WORK TO DO: Render the lines from the start of the records through the line containing "- xp-tree-TP 创建体[interactable]: TP" as a JSON list of strings, one string per line, leaving out blank lines.

Items listed in a dataset
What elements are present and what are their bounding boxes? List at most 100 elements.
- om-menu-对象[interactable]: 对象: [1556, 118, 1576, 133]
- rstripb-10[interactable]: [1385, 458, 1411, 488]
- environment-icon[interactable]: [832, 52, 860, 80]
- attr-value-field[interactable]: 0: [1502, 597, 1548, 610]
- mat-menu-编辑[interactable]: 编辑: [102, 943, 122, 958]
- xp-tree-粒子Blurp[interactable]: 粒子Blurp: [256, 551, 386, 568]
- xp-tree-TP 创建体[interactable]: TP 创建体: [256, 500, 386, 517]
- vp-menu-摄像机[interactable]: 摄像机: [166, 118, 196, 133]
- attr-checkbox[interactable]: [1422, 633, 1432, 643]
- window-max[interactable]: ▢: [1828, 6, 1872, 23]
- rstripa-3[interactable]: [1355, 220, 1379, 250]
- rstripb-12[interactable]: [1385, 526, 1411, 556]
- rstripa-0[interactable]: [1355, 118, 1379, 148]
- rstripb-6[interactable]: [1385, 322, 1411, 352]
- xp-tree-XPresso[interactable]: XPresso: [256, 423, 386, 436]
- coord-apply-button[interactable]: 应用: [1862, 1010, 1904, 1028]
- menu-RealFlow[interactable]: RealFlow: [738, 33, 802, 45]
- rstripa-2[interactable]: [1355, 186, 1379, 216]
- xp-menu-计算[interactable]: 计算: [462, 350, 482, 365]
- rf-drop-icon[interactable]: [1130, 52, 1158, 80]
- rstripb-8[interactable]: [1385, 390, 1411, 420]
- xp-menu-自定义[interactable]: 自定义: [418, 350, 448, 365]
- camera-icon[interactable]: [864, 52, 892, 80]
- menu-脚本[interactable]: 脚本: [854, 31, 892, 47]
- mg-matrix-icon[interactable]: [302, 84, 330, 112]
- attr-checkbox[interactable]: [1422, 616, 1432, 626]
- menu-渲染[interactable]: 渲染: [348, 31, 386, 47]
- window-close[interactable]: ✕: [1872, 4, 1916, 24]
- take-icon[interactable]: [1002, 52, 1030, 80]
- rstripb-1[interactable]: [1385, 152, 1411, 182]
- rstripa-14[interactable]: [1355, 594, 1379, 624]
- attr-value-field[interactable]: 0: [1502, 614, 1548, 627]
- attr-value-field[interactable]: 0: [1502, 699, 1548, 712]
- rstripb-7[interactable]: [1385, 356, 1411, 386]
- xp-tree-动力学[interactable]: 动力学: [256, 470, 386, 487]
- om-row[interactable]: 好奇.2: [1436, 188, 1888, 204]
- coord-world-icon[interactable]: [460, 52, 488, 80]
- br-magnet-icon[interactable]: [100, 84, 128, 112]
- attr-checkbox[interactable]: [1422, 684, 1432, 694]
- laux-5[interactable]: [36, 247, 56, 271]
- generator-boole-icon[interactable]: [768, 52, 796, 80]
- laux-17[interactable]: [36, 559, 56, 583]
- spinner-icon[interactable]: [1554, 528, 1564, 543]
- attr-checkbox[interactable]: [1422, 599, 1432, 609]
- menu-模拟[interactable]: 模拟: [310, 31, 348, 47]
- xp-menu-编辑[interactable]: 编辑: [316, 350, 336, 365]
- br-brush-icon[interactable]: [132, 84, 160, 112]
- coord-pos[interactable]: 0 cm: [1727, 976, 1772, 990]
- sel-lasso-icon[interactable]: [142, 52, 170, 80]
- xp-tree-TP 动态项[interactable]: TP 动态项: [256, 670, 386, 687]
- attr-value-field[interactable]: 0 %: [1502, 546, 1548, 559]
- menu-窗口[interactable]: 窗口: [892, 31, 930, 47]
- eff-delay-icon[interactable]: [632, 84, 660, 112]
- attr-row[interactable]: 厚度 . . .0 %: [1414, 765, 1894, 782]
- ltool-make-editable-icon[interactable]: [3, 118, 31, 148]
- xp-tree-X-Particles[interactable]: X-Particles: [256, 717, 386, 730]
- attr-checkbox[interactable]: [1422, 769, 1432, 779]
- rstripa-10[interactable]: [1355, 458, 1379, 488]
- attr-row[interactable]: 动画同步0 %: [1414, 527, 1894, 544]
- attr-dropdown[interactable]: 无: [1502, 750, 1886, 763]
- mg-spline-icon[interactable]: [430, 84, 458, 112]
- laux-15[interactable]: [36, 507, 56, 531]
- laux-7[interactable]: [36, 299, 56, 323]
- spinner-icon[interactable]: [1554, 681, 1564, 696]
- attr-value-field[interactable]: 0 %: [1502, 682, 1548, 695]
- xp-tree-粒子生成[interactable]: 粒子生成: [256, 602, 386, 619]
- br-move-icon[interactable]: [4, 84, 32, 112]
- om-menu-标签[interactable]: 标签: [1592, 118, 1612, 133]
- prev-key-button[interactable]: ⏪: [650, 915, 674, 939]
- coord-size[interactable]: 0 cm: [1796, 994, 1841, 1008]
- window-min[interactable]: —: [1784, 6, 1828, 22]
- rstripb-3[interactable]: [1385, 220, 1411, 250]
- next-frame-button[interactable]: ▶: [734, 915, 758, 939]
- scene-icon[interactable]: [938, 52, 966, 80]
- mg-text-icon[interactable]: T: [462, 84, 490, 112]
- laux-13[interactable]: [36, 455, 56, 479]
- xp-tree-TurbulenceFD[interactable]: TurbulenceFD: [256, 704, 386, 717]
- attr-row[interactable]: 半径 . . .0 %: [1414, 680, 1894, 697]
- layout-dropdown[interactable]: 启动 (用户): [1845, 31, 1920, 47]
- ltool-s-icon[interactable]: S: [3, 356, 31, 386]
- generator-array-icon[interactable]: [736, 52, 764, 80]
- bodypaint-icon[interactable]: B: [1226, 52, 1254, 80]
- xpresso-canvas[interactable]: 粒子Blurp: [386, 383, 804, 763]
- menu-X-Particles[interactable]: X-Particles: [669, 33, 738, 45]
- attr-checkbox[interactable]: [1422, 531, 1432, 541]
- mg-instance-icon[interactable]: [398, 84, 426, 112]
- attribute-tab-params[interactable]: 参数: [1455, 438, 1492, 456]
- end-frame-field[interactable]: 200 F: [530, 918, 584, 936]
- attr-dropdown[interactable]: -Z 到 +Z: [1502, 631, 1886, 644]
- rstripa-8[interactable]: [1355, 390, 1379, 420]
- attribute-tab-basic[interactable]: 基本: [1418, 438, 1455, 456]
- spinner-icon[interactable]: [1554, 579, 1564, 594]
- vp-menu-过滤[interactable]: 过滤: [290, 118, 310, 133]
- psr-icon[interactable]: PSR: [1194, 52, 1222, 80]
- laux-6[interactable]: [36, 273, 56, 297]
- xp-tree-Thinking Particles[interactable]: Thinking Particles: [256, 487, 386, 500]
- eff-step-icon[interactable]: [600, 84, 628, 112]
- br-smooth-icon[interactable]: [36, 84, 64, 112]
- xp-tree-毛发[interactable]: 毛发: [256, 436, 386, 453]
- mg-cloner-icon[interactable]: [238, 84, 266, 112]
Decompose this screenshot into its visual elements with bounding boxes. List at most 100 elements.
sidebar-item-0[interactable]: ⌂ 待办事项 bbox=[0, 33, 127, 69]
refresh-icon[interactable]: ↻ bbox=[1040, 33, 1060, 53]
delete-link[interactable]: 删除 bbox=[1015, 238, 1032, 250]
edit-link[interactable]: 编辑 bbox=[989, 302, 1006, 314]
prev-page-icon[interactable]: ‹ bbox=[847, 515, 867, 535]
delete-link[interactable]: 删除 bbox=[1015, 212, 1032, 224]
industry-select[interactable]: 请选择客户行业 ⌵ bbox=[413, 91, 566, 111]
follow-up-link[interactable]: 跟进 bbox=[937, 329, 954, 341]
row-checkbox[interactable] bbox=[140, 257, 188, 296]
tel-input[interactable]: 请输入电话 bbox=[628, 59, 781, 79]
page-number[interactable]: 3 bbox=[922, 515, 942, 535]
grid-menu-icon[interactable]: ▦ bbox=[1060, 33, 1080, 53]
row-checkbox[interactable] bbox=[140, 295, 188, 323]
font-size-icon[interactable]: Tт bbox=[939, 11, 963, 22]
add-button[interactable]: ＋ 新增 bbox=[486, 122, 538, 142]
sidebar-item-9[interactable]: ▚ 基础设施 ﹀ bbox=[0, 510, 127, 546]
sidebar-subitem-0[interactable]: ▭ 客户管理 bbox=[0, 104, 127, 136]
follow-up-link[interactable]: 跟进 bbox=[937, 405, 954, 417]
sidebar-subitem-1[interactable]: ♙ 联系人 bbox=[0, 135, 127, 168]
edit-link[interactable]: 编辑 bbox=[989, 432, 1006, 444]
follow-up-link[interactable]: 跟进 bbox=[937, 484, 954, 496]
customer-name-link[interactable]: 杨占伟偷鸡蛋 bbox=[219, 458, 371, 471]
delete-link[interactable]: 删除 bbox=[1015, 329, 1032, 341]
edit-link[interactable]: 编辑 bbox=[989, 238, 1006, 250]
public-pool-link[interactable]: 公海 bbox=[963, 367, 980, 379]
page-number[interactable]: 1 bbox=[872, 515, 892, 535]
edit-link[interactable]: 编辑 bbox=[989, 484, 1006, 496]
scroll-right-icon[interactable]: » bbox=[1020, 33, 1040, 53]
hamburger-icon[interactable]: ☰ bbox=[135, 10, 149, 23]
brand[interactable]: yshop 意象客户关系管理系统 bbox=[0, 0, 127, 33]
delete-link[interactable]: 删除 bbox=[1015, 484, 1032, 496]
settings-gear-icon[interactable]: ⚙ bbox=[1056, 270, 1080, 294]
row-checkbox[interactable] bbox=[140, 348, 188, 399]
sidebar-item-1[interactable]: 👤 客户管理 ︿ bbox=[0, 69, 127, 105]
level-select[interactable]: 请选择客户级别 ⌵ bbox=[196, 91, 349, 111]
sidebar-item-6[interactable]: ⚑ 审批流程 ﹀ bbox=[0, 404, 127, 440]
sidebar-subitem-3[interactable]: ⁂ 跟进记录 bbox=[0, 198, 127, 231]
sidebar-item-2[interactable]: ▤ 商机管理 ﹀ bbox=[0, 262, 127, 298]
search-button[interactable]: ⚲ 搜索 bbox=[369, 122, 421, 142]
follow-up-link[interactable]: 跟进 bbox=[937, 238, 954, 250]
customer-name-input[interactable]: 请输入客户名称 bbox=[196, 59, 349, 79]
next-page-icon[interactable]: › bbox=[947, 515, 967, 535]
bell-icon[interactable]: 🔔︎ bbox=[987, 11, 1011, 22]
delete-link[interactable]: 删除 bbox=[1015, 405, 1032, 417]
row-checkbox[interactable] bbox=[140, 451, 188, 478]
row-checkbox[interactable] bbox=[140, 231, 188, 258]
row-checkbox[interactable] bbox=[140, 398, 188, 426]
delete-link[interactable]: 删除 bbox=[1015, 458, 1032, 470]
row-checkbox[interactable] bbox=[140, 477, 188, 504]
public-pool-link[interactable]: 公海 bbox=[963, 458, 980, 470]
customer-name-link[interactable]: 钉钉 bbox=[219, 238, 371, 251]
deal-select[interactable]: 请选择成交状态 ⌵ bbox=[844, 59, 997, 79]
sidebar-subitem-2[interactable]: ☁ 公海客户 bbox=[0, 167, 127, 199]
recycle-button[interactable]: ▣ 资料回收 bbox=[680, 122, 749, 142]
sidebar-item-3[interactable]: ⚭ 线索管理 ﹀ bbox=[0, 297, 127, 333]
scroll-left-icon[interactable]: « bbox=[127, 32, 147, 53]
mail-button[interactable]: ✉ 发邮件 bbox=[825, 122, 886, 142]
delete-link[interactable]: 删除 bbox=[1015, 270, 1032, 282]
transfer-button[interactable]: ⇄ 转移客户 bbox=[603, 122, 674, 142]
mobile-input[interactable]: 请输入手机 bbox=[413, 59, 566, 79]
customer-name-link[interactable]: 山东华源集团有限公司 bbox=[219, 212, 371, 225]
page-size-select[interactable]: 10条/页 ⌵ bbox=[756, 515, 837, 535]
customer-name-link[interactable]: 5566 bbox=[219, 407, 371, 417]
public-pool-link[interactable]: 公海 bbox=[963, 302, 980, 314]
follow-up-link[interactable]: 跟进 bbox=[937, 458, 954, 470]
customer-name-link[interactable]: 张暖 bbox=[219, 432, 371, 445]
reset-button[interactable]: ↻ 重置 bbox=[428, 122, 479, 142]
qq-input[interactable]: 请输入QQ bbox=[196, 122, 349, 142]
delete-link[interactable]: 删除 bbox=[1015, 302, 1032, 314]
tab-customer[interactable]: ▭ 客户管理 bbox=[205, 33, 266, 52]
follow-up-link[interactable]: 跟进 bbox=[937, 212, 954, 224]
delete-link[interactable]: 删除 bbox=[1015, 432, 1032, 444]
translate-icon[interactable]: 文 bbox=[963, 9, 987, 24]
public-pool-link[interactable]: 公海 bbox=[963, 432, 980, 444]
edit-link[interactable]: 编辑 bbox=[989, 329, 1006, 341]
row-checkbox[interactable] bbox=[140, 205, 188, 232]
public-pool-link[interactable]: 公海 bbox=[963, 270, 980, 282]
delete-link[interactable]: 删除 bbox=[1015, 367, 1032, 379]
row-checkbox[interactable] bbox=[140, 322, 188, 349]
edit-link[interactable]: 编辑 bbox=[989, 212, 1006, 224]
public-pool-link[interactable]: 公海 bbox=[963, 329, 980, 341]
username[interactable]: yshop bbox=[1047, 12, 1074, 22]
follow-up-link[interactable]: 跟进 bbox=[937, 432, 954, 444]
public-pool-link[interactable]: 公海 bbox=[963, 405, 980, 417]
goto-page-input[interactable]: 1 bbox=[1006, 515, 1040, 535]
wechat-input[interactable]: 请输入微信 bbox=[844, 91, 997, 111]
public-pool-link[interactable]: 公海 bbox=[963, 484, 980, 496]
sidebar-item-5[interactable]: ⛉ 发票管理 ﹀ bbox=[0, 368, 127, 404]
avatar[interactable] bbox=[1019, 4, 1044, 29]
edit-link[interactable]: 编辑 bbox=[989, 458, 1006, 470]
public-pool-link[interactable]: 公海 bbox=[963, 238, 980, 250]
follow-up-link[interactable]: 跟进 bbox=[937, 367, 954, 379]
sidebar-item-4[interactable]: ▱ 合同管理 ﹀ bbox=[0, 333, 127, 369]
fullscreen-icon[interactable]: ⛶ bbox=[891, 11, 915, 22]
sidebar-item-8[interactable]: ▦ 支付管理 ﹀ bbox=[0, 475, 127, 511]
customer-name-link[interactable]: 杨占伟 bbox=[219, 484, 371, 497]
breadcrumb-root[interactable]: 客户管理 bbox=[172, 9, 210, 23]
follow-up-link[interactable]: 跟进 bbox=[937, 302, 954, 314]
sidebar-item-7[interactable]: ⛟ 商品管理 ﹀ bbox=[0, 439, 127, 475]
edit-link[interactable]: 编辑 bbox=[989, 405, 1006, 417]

FINISHED TASK:
[
  "What elements are present and what are their bounding boxes? List at most 100 elements.",
  "- om-menu-对象[interactable]: 对象: [1556, 118, 1576, 133]",
  "- rstripb-10[interactable]: [1385, 458, 1411, 488]",
  "- environment-icon[interactable]: [832, 52, 860, 80]",
  "- attr-value-field[interactable]: 0: [1502, 597, 1548, 610]",
  "- mat-menu-编辑[interactable]: 编辑: [102, 943, 122, 958]",
  "- xp-tree-粒子Blurp[interactable]: 粒子Blurp: [256, 551, 386, 568]",
  "- xp-tree-TP 创建体[interactable]: TP 创建体: [256, 500, 386, 517]"
]